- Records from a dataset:
##############################

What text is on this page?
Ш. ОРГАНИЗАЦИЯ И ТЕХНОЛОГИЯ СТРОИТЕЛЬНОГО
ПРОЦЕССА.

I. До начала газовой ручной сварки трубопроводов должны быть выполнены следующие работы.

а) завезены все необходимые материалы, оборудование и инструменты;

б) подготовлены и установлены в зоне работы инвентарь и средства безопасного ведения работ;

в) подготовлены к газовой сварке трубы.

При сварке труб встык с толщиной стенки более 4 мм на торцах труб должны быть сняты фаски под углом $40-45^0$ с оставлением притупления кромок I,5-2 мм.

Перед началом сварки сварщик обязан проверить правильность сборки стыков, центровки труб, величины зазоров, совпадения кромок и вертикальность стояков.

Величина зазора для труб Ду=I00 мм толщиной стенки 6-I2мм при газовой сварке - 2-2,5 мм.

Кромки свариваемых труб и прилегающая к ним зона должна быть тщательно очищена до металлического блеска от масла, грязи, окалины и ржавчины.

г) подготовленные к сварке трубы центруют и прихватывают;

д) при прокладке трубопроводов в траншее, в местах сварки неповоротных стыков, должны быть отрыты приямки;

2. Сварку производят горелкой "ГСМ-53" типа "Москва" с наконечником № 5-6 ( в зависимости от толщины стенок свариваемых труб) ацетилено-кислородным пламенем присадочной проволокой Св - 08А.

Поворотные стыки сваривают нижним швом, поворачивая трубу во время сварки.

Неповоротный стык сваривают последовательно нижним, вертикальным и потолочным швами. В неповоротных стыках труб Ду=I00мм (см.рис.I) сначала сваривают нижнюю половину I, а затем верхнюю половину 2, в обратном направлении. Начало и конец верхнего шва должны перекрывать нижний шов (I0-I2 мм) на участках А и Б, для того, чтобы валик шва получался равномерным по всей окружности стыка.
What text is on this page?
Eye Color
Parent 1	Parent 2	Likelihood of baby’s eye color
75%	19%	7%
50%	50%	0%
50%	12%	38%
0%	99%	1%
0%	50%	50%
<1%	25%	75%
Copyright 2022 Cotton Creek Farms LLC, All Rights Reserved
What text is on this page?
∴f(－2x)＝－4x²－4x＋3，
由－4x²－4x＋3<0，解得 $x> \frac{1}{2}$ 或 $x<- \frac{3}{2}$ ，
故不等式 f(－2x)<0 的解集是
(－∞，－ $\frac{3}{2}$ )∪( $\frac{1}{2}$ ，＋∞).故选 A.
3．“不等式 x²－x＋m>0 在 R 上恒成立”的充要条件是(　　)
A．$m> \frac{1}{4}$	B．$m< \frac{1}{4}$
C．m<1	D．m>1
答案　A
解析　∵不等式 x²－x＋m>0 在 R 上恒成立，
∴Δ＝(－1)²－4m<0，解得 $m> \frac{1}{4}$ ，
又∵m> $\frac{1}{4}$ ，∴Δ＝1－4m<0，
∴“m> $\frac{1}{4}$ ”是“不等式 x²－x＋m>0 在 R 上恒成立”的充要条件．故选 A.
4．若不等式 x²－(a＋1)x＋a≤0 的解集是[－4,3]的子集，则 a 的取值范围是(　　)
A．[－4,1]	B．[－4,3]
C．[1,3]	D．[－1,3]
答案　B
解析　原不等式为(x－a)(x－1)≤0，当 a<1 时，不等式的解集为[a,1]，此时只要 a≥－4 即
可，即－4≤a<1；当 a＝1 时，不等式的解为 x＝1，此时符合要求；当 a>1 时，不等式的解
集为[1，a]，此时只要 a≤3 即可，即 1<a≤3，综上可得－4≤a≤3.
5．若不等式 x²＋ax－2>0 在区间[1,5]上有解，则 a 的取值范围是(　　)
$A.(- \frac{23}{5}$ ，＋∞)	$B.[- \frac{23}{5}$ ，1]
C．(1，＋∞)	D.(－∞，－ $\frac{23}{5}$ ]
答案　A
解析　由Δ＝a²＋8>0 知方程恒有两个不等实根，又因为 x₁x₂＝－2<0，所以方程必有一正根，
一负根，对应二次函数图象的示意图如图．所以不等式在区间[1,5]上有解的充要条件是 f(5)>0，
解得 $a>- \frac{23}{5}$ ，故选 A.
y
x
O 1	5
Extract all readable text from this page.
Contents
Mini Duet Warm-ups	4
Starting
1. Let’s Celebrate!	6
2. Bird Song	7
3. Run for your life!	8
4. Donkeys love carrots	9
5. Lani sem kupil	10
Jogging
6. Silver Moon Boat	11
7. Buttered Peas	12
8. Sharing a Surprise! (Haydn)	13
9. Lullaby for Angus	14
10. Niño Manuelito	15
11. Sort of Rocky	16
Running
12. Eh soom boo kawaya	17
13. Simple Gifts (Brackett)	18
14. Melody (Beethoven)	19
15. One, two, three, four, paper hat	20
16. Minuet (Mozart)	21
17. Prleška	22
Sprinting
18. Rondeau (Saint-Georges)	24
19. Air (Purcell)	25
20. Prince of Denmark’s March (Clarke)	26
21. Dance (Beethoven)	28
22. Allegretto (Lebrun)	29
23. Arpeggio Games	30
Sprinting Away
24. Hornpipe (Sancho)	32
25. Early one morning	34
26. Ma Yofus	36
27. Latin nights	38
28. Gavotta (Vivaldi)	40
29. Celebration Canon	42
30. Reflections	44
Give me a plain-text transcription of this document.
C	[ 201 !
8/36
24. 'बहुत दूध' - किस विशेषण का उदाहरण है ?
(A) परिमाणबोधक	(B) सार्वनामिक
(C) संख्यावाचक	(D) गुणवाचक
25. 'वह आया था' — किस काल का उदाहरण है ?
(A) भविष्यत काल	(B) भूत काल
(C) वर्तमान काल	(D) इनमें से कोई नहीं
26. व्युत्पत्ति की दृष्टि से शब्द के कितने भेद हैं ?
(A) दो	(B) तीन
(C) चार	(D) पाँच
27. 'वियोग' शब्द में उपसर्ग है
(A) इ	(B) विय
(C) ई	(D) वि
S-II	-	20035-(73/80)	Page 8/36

##############################

Restate the listing above word for word.

What text is on this page?
Ш. ОРГАНИЗАЦИЯ И ТЕХНОЛОГИЯ СТРОИТЕЛЬНОГО
ПРОЦЕССА.

I. До начала газовой ручной сварки трубопроводов должны быть выполнены следующие работы.

а) завезены все необходимые материалы, оборудование и инструменты;

б) подготовлены и установлены в зоне работы инвентарь и средства безопасного ведения работ;

в) подготовлены к газовой сварке трубы.

При сварке труб встык с толщиной стенки более 4 мм на торцах труб должны быть сняты фаски под углом $40-45^0$ с оставлением притупления кромок I,5-2 мм.

Перед началом сварки сварщик обязан проверить правильность сборки стыков, центровки труб, величины зазоров, совпадения кромок и вертикальность стояков.

Величина зазора для труб Ду=I00 мм толщиной стенки 6-I2мм при газовой сварке - 2-2,5 мм.

Кромки свариваемых труб и прилегающая к ним зона должна быть тщательно очищена до металлического блеска от масла, грязи, окалины и ржавчины.

г) подготовленные к сварке трубы центруют и прихватывают;

д) при прокладке трубопроводов в траншее, в местах сварки неповоротных стыков, должны быть отрыты приямки;

2. Сварку производят горелкой "ГСМ-53" типа "Москва" с наконечником № 5-6 ( в зависимости от толщины стенок свариваемых труб) ацетилено-кислородным пламенем присадочной проволокой Св - 08А.

Поворотные стыки сваривают нижним швом, поворачивая трубу во время сварки.

Неповоротный стык сваривают последовательно нижним, вертикальным и потолочным швами. В неповоротных стыках труб Ду=I00мм (см.рис.I) сначала сваривают нижнюю половину I, а затем верхнюю половину 2, в обратном направлении. Начало и конец верхнего шва должны перекрывать нижний шов (I0-I2 мм) на участках А и Б, для того, чтобы валик шва получался равномерным по всей окружности стыка.
What text is on this page?
Eye Color
Parent 1	Parent 2	Likelihood of baby’s eye color
75%	19%	7%
50%	50%	0%
50%	12%	38%
0%	99%	1%
0%	50%	50%
<1%	25%	75%
Copyright 2022 Cotton Creek Farms LLC, All Rights Reserved
What text is on this page?
∴f(－2x)＝－4x²－4x＋3，
由－4x²－4x＋3<0，解得 $x> \frac{1}{2}$ 或 $x<- \frac{3}{2}$ ，
故不等式 f(－2x)<0 的解集是
(－∞，－ $\frac{3}{2}$ )∪( $\frac{1}{2}$ ，＋∞).故选 A.
3．“不等式 x²－x＋m>0 在 R 上恒成立”的充要条件是(　　)
A．$m> \frac{1}{4}$	B．$m< \frac{1}{4}$
C．m<1	D．m>1
答案　A
解析　∵不等式 x²－x＋m>0 在 R 上恒成立，
∴Δ＝(－1)²－4m<0，解得 $m> \frac{1}{4}$ ，
又∵m> $\frac{1}{4}$ ，∴Δ＝1－4m<0，
∴“m> $\frac{1}{4}$ ”是“不等式 x²－x＋m>0 在 R 上恒成立”的充要条件．故选 A.
4．若不等式 x²－(a＋1)x＋a≤0 的解集是[－4,3]的子集，则 a 的取值范围是(　　)
A．[－4,1]	B．[－4,3]
C．[1,3]	D．[－1,3]
答案　B
解析　原不等式为(x－a)(x－1)≤0，当 a<1 时，不等式的解集为[a,1]，此时只要 a≥－4 即
可，即－4≤a<1；当 a＝1 时，不等式的解为 x＝1，此时符合要求；当 a>1 时，不等式的解
集为[1，a]，此时只要 a≤3 即可，即 1<a≤3，综上可得－4≤a≤3.
5．若不等式 x²＋ax－2>0 在区间[1,5]上有解，则 a 的取值范围是(　　)
$A.(- \frac{23}{5}$ ，＋∞)	$B.[- \frac{23}{5}$ ，1]
C．(1，＋∞)	D.(－∞，－ $\frac{23}{5}$ ]
答案　A
解析　由Δ＝a²＋8>0 知方程恒有两个不等实根，又因为 x₁x₂＝－2<0，所以方程必有一正根，
一负根，对应二次函数图象的示意图如图．所以不等式在区间[1,5]上有解的充要条件是 f(5)>0，
解得 $a>- \frac{23}{5}$ ，故选 A.
y
x
O 1	5
Extract all readable text from this page.
Contents
Mini Duet Warm-ups	4
Starting
1. Let’s Celebrate!	6
2. Bird Song	7
3. Run for your life!	8
4. Donkeys love carrots	9
5. Lani sem kupil	10
Jogging
6. Silver Moon Boat	11
7. Buttered Peas	12
8. Sharing a Surprise! (Haydn)	13
9. Lullaby for Angus	14
10. Niño Manuelito	15
11. Sort of Rocky	16
Running
12. Eh soom boo kawaya	17
13. Simple Gifts (Brackett)	18
14. Melody (Beethoven)	19
15. One, two, three, four, paper hat	20
16. Minuet (Mozart)	21
17. Prleška	22
Sprinting
18. Rondeau (Saint-Georges)	24
19. Air (Purcell)	25
20. Prince of Denmark’s March (Clarke)	26
21. Dance (Beethoven)	28
22. Allegretto (Lebrun)	29
23. Arpeggio Games	30
Sprinting Away
24. Hornpipe (Sancho)	32
25. Early one morning	34
26. Ma Yofus	36
27. Latin nights	38
28. Gavotta (Vivaldi)	40
29. Celebration Canon	42
30. Reflections	44
Give me a plain-text transcription of this document.
C	[ 201 !
8/36
24. 'बहुत दूध' - किस विशेषण का उदाहरण है ?
(A) परिमाणबोधक	(B) सार्वनामिक
(C) संख्यावाचक	(D) गुणवाचक
25. 'वह आया था' — किस काल का उदाहरण है ?
(A) भविष्यत काल	(B) भूत काल
(C) वर्तमान काल	(D) इनमें से कोई नहीं
26. व्युत्पत्ति की दृष्टि से शब्द के कितने भेद हैं ?
(A) दो	(B) तीन
(C) चार	(D) पाँच
27. 'वियोग' शब्द में उपसर्ग है
(A) इ	(B) विय
(C) ई	(D) वि
S-II	-	20035-(73/80)	Page 8/36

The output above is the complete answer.